→ What is asked:
Return the whole listing exactly as it stands.

-- START OF Entries provided --

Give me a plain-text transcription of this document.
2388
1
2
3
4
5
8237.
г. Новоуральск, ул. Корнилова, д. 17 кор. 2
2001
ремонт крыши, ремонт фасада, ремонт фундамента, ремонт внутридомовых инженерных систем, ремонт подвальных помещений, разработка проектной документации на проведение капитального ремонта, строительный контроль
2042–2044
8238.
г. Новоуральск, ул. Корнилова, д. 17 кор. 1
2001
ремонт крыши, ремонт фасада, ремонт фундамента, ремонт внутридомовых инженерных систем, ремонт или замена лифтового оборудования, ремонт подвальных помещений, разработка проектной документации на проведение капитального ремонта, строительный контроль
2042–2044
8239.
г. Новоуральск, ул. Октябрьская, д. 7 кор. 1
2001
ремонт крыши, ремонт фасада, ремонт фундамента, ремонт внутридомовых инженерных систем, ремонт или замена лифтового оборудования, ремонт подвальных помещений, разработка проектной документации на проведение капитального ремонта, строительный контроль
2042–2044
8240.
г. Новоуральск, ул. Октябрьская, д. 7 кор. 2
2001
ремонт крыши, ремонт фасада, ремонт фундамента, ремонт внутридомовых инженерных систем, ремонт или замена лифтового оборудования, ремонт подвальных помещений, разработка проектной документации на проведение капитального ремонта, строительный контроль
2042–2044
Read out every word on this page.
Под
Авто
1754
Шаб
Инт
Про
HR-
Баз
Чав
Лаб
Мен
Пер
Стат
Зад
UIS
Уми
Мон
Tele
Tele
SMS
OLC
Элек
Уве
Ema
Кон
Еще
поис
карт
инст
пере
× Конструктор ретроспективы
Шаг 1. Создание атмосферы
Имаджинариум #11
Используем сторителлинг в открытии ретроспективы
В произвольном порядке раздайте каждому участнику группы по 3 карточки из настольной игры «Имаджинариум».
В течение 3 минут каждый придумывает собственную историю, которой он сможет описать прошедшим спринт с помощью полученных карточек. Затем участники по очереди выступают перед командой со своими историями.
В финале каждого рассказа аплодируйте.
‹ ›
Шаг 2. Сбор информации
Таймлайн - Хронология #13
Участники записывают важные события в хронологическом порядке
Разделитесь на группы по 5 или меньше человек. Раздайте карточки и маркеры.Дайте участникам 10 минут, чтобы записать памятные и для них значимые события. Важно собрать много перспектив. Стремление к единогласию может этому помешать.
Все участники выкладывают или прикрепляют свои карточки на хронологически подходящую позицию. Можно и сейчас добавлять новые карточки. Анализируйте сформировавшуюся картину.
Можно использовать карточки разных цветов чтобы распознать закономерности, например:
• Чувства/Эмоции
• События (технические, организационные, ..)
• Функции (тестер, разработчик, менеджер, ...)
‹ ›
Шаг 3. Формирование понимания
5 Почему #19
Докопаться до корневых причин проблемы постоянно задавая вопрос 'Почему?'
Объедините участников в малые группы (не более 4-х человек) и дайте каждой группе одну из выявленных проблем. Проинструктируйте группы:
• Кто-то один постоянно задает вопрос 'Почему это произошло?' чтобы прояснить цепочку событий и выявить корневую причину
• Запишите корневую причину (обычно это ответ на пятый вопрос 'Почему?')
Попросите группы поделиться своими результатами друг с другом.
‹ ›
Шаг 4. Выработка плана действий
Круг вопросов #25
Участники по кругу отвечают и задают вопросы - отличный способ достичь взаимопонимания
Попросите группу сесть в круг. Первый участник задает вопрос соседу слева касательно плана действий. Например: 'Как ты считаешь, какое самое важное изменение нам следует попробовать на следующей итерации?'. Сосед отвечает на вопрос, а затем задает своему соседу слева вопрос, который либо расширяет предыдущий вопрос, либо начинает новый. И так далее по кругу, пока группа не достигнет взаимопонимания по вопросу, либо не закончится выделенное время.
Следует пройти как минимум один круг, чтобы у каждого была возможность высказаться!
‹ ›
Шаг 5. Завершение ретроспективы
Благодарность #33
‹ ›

-- END OF Entries provided --

→ Response for this exercise:
Give me a plain-text transcription of this document.
2388
1
2
3
4
5
8237.
г. Новоуральск, ул. Корнилова, д. 17 кор. 2
2001
ремонт крыши, ремонт фасада, ремонт фундамента, ремонт внутридомовых инженерных систем, ремонт подвальных помещений, разработка проектной документации на проведение капитального ремонта, строительный контроль
2042–2044
8238.
г. Новоуральск, ул. Корнилова, д. 17 кор. 1
2001
ремонт крыши, ремонт фасада, ремонт фундамента, ремонт внутридомовых инженерных систем, ремонт или замена лифтового оборудования, ремонт подвальных помещений, разработка проектной документации на проведение капитального ремонта, строительный контроль
2042–2044
8239.
г. Новоуральск, ул. Октябрьская, д. 7 кор. 1
2001
ремонт крыши, ремонт фасада, ремонт фундамента, ремонт внутридомовых инженерных систем, ремонт или замена лифтового оборудования, ремонт подвальных помещений, разработка проектной документации на проведение капитального ремонта, строительный контроль
2042–2044
8240.
г. Новоуральск, ул. Октябрьская, д. 7 кор. 2
2001
ремонт крыши, ремонт фасада, ремонт фундамента, ремонт внутридомовых инженерных систем, ремонт или замена лифтового оборудования, ремонт подвальных помещений, разработка проектной документации на проведение капитального ремонта, строительный контроль
2042–2044
Read out every word on this page.
Под
Авто
1754
Шаб
Инт
Про
HR-
Баз
Чав
Лаб
Мен
Пер
Стат
Зад
UIS
Уми
Мон
Tele
Tele
SMS
OLC
Элек
Уве
Ema
Кон
Еще
поис
карт
инст
пере
× Конструктор ретроспективы
Шаг 1. Создание атмосферы
Имаджинариум #11
Используем сторителлинг в открытии ретроспективы
В произвольном порядке раздайте каждому участнику группы по 3 карточки из настольной игры «Имаджинариум».
В течение 3 минут каждый придумывает собственную историю, которой он сможет описать прошедшим спринт с помощью полученных карточек. Затем участники по очереди выступают перед командой со своими историями.
В финале каждого рассказа аплодируйте.
‹ ›
Шаг 2. Сбор информации
Таймлайн - Хронология #13
Участники записывают важные события в хронологическом порядке
Разделитесь на группы по 5 или меньше человек. Раздайте карточки и маркеры.Дайте участникам 10 минут, чтобы записать памятные и для них значимые события. Важно собрать много перспектив. Стремление к единогласию может этому помешать.
Все участники выкладывают или прикрепляют свои карточки на хронологически подходящую позицию. Можно и сейчас добавлять новые карточки. Анализируйте сформировавшуюся картину.
Можно использовать карточки разных цветов чтобы распознать закономерности, например:
• Чувства/Эмоции
• События (технические, организационные, ..)
• Функции (тестер, разработчик, менеджер, ...)
‹ ›
Шаг 3. Формирование понимания
5 Почему #19
Докопаться до корневых причин проблемы постоянно задавая вопрос 'Почему?'
Объедините участников в малые группы (не более 4-х человек) и дайте каждой группе одну из выявленных проблем. Проинструктируйте группы:
• Кто-то один постоянно задает вопрос 'Почему это произошло?' чтобы прояснить цепочку событий и выявить корневую причину
• Запишите корневую причину (обычно это ответ на пятый вопрос 'Почему?')
Попросите группы поделиться своими результатами друг с другом.
‹ ›
Шаг 4. Выработка плана действий
Круг вопросов #25
Участники по кругу отвечают и задают вопросы - отличный способ достичь взаимопонимания
Попросите группу сесть в круг. Первый участник задает вопрос соседу слева касательно плана действий. Например: 'Как ты считаешь, какое самое важное изменение нам следует попробовать на следующей итерации?'. Сосед отвечает на вопрос, а затем задает своему соседу слева вопрос, который либо расширяет предыдущий вопрос, либо начинает новый. И так далее по кругу, пока группа не достигнет взаимопонимания по вопросу, либо не закончится выделенное время.
Следует пройти как минимум один круг, чтобы у каждого была возможность высказаться!
‹ ›
Шаг 5. Завершение ретроспективы
Благодарность #33
‹ ›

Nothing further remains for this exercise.